[start]

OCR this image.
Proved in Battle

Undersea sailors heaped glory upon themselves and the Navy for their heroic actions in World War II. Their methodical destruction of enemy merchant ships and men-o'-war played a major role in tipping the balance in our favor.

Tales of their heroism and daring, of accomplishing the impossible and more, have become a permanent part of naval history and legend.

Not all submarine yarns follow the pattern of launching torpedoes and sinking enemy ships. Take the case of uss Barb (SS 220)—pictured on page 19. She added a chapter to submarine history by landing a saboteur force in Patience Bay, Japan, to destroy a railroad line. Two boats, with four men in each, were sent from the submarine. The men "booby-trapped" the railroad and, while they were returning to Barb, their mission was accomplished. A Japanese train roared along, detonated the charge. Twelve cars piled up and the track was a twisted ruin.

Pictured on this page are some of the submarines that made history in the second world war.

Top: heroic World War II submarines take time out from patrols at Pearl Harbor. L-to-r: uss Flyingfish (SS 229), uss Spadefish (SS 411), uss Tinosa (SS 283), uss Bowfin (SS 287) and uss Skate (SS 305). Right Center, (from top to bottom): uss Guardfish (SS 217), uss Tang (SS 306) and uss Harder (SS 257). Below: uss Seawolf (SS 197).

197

[end]

TASK DESCRIPTION = Working from the listing above, pick out every line that has "this" and copy it.

TASK RESPONSE =
OCR this image.
Pictured on this page are some of the submarines that made history in the second world war.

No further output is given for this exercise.